-- Start DATA FOR THIS EXERCISE --
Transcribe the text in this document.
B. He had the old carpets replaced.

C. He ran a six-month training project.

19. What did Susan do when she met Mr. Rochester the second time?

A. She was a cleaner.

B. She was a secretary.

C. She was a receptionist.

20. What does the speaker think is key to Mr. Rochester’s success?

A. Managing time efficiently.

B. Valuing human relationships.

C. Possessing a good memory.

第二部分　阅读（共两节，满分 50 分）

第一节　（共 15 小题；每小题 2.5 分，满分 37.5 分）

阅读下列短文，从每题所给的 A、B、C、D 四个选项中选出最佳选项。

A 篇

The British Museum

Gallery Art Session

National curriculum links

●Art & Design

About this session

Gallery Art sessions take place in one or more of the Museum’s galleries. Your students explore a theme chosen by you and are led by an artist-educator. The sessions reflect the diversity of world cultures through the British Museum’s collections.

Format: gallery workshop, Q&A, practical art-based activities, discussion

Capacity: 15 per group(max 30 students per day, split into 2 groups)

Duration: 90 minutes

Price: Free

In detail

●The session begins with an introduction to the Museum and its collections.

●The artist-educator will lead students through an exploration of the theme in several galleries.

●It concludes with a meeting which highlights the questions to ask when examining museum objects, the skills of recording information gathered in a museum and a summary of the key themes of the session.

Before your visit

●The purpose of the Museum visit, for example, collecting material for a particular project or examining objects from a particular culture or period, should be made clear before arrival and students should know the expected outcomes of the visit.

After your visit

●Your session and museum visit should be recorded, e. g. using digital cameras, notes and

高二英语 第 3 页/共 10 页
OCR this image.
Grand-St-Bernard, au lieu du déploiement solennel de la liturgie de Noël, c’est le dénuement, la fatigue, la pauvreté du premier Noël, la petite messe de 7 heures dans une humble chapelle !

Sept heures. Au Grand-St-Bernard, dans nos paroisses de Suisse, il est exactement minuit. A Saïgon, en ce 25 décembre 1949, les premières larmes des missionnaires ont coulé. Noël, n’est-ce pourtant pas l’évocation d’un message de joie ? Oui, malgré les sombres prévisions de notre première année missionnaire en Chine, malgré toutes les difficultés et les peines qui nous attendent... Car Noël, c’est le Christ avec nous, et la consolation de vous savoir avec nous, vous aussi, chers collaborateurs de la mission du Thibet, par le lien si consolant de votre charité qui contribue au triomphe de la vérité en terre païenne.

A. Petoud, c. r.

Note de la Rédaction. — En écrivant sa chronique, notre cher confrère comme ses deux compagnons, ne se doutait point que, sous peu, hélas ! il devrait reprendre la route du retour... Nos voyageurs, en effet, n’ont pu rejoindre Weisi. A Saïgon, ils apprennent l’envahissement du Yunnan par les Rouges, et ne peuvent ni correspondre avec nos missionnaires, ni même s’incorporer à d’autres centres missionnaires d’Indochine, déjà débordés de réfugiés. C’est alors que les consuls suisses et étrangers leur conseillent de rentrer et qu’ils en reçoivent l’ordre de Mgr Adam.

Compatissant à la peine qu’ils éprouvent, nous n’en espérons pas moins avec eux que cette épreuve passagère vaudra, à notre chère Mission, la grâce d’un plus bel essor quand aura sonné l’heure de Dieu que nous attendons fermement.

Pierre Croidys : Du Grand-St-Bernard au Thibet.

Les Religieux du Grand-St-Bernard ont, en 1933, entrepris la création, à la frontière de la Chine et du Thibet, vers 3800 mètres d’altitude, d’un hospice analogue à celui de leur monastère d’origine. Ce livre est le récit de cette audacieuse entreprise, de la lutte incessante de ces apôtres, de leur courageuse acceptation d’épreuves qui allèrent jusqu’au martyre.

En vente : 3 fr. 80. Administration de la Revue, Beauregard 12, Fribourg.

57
-- End DATA FOR THIS EXERCISE --
## EXERCISE INSTRUCTIONS
From the records above, work out how many lines contain the string "What". Give only the number.

## EXPECTED ANSWER
2